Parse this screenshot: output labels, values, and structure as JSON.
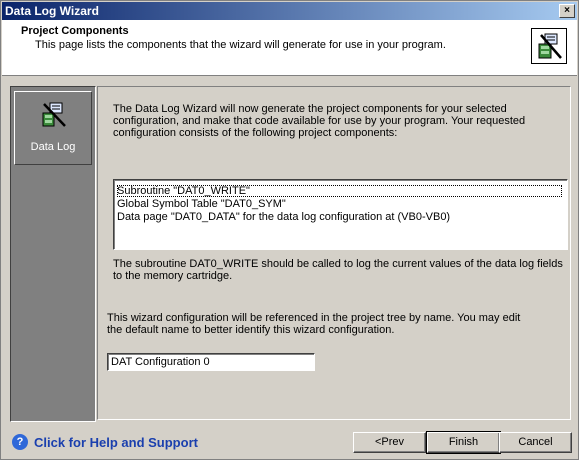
{
  "window": {
    "title": "Data Log Wizard",
    "close_label": "×"
  },
  "header": {
    "title": "Project Components",
    "subtitle": "This page lists the components that the wizard will generate for use in your program."
  },
  "sidebar": {
    "items": [
      {
        "label": "Data Log"
      }
    ]
  },
  "content": {
    "intro": "The Data Log Wizard will now generate the project components for your selected configuration, and make that code available for use by your program. Your requested configuration consists of the following project components:",
    "components": [
      "Subroutine \"DAT0_WRITE\"",
      "Global Symbol Table \"DAT0_SYM\"",
      "Data page \"DAT0_DATA\" for the data log configuration at (VB0-VB0)"
    ],
    "note": "The subroutine DAT0_WRITE should be called to log the current values of the data log fields to the memory cartridge.",
    "name_instruction": "This wizard configuration will be referenced in the project tree by name. You may edit the default name to better identify this wizard configuration.",
    "config_name": "DAT Configuration 0"
  },
  "footer": {
    "help_label": "Click for Help and Support",
    "help_icon": "?",
    "prev_label": "<Prev",
    "finish_label": "Finish",
    "cancel_label": "Cancel"
  }
}
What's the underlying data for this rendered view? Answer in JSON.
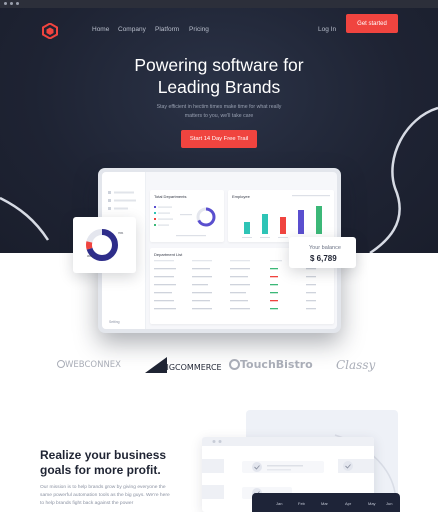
{
  "nav": {
    "items": [
      "Home",
      "Company",
      "Platform",
      "Pricing"
    ],
    "login": "Log In",
    "cta": "Get started"
  },
  "hero": {
    "title_line1": "Powering software for",
    "title_line2": "Leading Brands",
    "subtitle": "Stay efficient in hectim times make time for what really matters to you, we'll take care",
    "cta": "Start 14 Day Free Trail"
  },
  "dashboard": {
    "total_departments": "Total Departments",
    "employee": "Employee",
    "department_list": "Department List",
    "balance_label": "Your balance",
    "balance_value": "$ 6,789",
    "donut_values": [
      "70%",
      "30%"
    ],
    "sidebar_settings": "Setting"
  },
  "logos": [
    "WEBCONNEX",
    "BIGCOMMERCE",
    "TouchBistro",
    "Classy"
  ],
  "mission": {
    "title": "Realize your business goals for more profit.",
    "text": "Our mission is to help brands grow by giving everyone the same powerful automation tools as the big guys. We're here to help brands fight back against the power"
  },
  "months": [
    "Jan",
    "Feb",
    "Mar",
    "Apr",
    "May",
    "Jun"
  ],
  "colors": {
    "accent": "#f0443f",
    "hero_bg": "#1e2333",
    "purple": "#5a4fcf",
    "teal": "#2ec4b6",
    "green": "#3cb878"
  }
}
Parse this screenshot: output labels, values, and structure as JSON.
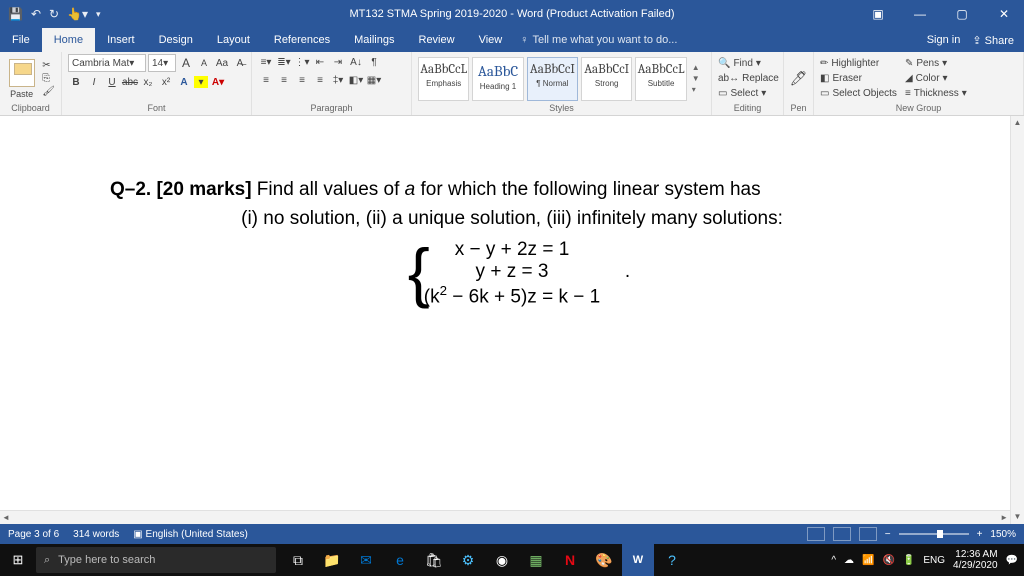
{
  "titlebar": {
    "title": "MT132 STMA Spring 2019-2020 - Word (Product Activation Failed)"
  },
  "tabs": {
    "file": "File",
    "home": "Home",
    "insert": "Insert",
    "design": "Design",
    "layout": "Layout",
    "references": "References",
    "mailings": "Mailings",
    "review": "Review",
    "view": "View",
    "tellme": "Tell me what you want to do...",
    "signin": "Sign in",
    "share": "Share"
  },
  "ribbon": {
    "clipboard": {
      "label": "Clipboard",
      "paste": "Paste"
    },
    "font": {
      "label": "Font",
      "name": "Cambria Mat",
      "size": "14",
      "grow": "A",
      "shrink": "A",
      "case": "Aa",
      "bold": "B",
      "italic": "I",
      "underline": "U",
      "strike": "abc",
      "sub": "x₂",
      "sup": "x²",
      "txteffect": "A"
    },
    "paragraph": {
      "label": "Paragraph"
    },
    "styles": {
      "label": "Styles",
      "items": [
        {
          "sample": "AaBbCcL",
          "name": "Emphasis"
        },
        {
          "sample": "AaBbC",
          "name": "Heading 1"
        },
        {
          "sample": "AaBbCcI",
          "name": "¶ Normal"
        },
        {
          "sample": "AaBbCcI",
          "name": "Strong"
        },
        {
          "sample": "AaBbCcL",
          "name": "Subtitle"
        }
      ]
    },
    "editing": {
      "label": "Editing",
      "find": "Find",
      "replace": "Replace",
      "select": "Select"
    },
    "pen": {
      "label": "Pen"
    },
    "newgroup": {
      "label": "New Group",
      "highlighter": "Highlighter",
      "eraser": "Eraser",
      "selobj": "Select Objects",
      "pens": "Pens",
      "color": "Color",
      "thickness": "Thickness"
    }
  },
  "document": {
    "q_label": "Q–2. [20 marks]",
    "q_text1": " Find all values of ",
    "q_var": "a",
    "q_text2": " for which the following linear system has",
    "q_line2": "(i) no solution, (ii) a unique solution, (iii) infinitely many solutions:",
    "eq1": "x − y + 2z = 1",
    "eq2": "y + z = 3",
    "eq3a": "(k",
    "eq3b": " − 6k + 5)z = k − 1",
    "dot": "."
  },
  "status": {
    "page": "Page 3 of 6",
    "words": "314 words",
    "lang": "English (United States)",
    "zoom": "150%"
  },
  "taskbar": {
    "search": "Type here to search",
    "lang": "ENG",
    "time": "12:36 AM",
    "date": "4/29/2020"
  }
}
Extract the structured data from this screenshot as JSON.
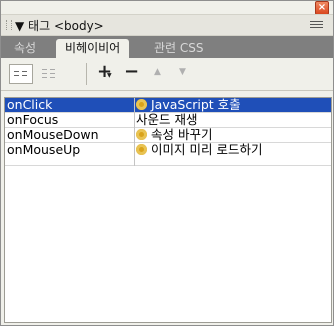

◆ Stated goal:
Output the data exactly. Pictures don't belong in the result.

◆ Complete response:
Parse this screenshot: output labels, values, and structure as JSON.
{
  "window": {
    "title": "Data Log Wizard",
    "close_label": "×"
  },
  "header": {
    "title": "Project Components",
    "subtitle": "This page lists the components that the wizard will generate for use in your program."
  },
  "sidebar": {
    "items": [
      {
        "label": "Data Log"
      }
    ]
  },
  "content": {
    "intro": "The Data Log Wizard will now generate the project components for your selected configuration, and make that code available for use by your program. Your requested configuration consists of the following project components:",
    "components": [
      "Subroutine \"DAT0_WRITE\"",
      "Global Symbol Table \"DAT0_SYM\"",
      "Data page \"DAT0_DATA\" for the data log configuration at (VB0-VB0)"
    ],
    "note": "The subroutine DAT0_WRITE should be called to log the current values of the data log fields to the memory cartridge.",
    "name_instruction": "This wizard configuration will be referenced in the project tree by name. You may edit the default name to better identify this wizard configuration.",
    "config_name": "DAT Configuration 0"
  },
  "footer": {
    "help_label": "Click for Help and Support",
    "help_icon": "?",
    "prev_label": "<Prev",
    "finish_label": "Finish",
    "cancel_label": "Cancel"
  }
}
What's the underlying data for this rendered view? Answer in JSON.
{
  "nav": {
    "items": [
      "Home",
      "Company",
      "Platform",
      "Pricing"
    ],
    "login": "Log In",
    "cta": "Get started"
  },
  "hero": {
    "title_line1": "Powering software for",
    "title_line2": "Leading Brands",
    "subtitle": "Stay efficient in hectim times make time for what really matters to you, we'll take care",
    "cta": "Start 14 Day Free Trail"
  },
  "dashboard": {
    "total_departments": "Total Departments",
    "employee": "Employee",
    "department_list": "Department List",
    "balance_label": "Your balance",
    "balance_value": "$ 6,789",
    "donut_values": [
      "70%",
      "30%"
    ],
    "sidebar_settings": "Setting"
  },
  "logos": [
    "WEBCONNEX",
    "BIGCOMMERCE",
    "TouchBistro",
    "Classy"
  ],
  "mission": {
    "title": "Realize your business goals for more profit.",
    "text": "Our mission is to help brands grow by giving everyone the same powerful automation tools as the big guys. We're here to help brands fight back against the power"
  },
  "months": [
    "Jan",
    "Feb",
    "Mar",
    "Apr",
    "May",
    "Jun"
  ],
  "colors": {
    "accent": "#f0443f",
    "hero_bg": "#1e2333",
    "purple": "#5a4fcf",
    "teal": "#2ec4b6",
    "green": "#3cb878"
  }
}
Parse this screenshot: output labels, values, and structure as JSON.
{
  "titlebar": {
    "title": "MT132 STMA Spring 2019-2020 - Word (Product Activation Failed)"
  },
  "tabs": {
    "file": "File",
    "home": "Home",
    "insert": "Insert",
    "design": "Design",
    "layout": "Layout",
    "references": "References",
    "mailings": "Mailings",
    "review": "Review",
    "view": "View",
    "tellme": "Tell me what you want to do...",
    "signin": "Sign in",
    "share": "Share"
  },
  "ribbon": {
    "clipboard": {
      "label": "Clipboard",
      "paste": "Paste"
    },
    "font": {
      "label": "Font",
      "name": "Cambria Mat",
      "size": "14",
      "grow": "A",
      "shrink": "A",
      "case": "Aa",
      "bold": "B",
      "italic": "I",
      "underline": "U",
      "strike": "abc",
      "sub": "x₂",
      "sup": "x²",
      "txteffect": "A"
    },
    "paragraph": {
      "label": "Paragraph"
    },
    "styles": {
      "label": "Styles",
      "items": [
        {
          "sample": "AaBbCcL",
          "name": "Emphasis"
        },
        {
          "sample": "AaBbC",
          "name": "Heading 1"
        },
        {
          "sample": "AaBbCcI",
          "name": "¶ Normal"
        },
        {
          "sample": "AaBbCcI",
          "name": "Strong"
        },
        {
          "sample": "AaBbCcL",
          "name": "Subtitle"
        }
      ]
    },
    "editing": {
      "label": "Editing",
      "find": "Find",
      "replace": "Replace",
      "select": "Select"
    },
    "pen": {
      "label": "Pen"
    },
    "newgroup": {
      "label": "New Group",
      "highlighter": "Highlighter",
      "eraser": "Eraser",
      "selobj": "Select Objects",
      "pens": "Pens",
      "color": "Color",
      "thickness": "Thickness"
    }
  },
  "document": {
    "q_label": "Q–2. [20 marks]",
    "q_text1": " Find all values of ",
    "q_var": "a",
    "q_text2": " for which the following linear system has",
    "q_line2": "(i) no solution, (ii) a unique solution, (iii) infinitely many solutions:",
    "eq1": "x − y + 2z = 1",
    "eq2": "y + z = 3",
    "eq3a": "(k",
    "eq3b": " − 6k + 5)z = k − 1",
    "dot": "."
  },
  "status": {
    "page": "Page 3 of 6",
    "words": "314 words",
    "lang": "English (United States)",
    "zoom": "150%"
  },
  "taskbar": {
    "search": "Type here to search",
    "lang": "ENG",
    "time": "12:36 AM",
    "date": "4/29/2020"
  }
}
Extract the structured data from this screenshot as JSON.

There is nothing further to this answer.